■ **Exercise materials**:
## Begin
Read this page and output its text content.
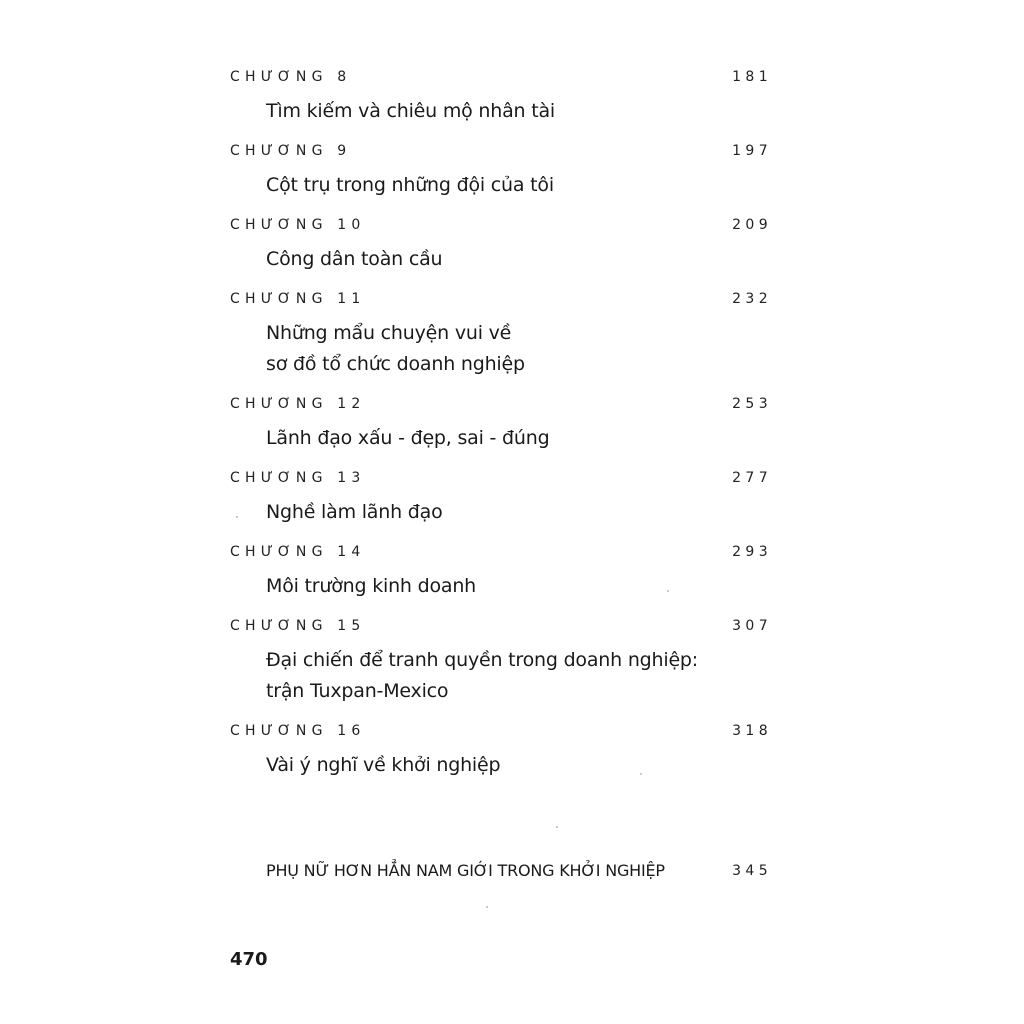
CHƯƠNG 8	181
Tìm kiếm và chiêu mộ nhân tài
CHƯƠNG 9	197
Cột trụ trong những đội của tôi
CHƯƠNG 10	209
Công dân toàn cầu
CHƯƠNG 11	232
Những mẩu chuyện vui về
sơ đồ tổ chức doanh nghiệp
CHƯƠNG 12	253
Lãnh đạo xấu - đẹp, sai - đúng
CHƯƠNG 13	277
Nghề làm lãnh đạo
CHƯƠNG 14	293
Môi trường kinh doanh
CHƯƠNG 15	307
Đại chiến để tranh quyền trong doanh nghiệp:
trận Tuxpan-Mexico
CHƯƠNG 16	318
Vài ý nghĩ về khởi nghiệp
PHỤ NỮ HƠN HẲN NAM GIỚI TRONG KHỞI NGHIỆP	345
470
## End
■ **Task description**: Restate each line of the records exactly; pictures do not belong in the copy.

■ **Answer to the task**:
Read this page and output its text content.
CHƯƠNG 8	181
Tìm kiếm và chiêu mộ nhân tài
CHƯƠNG 9	197
Cột trụ trong những đội của tôi
CHƯƠNG 10	209
Công dân toàn cầu
CHƯƠNG 11	232
Những mẩu chuyện vui về
sơ đồ tổ chức doanh nghiệp
CHƯƠNG 12	253
Lãnh đạo xấu - đẹp, sai - đúng
CHƯƠNG 13	277
Nghề làm lãnh đạo
CHƯƠNG 14	293
Môi trường kinh doanh
CHƯƠNG 15	307
Đại chiến để tranh quyền trong doanh nghiệp:
trận Tuxpan-Mexico
CHƯƠNG 16	318
Vài ý nghĩ về khởi nghiệp
PHỤ NỮ HƠN HẲN NAM GIỚI TRONG KHỞI NGHIỆP	345
470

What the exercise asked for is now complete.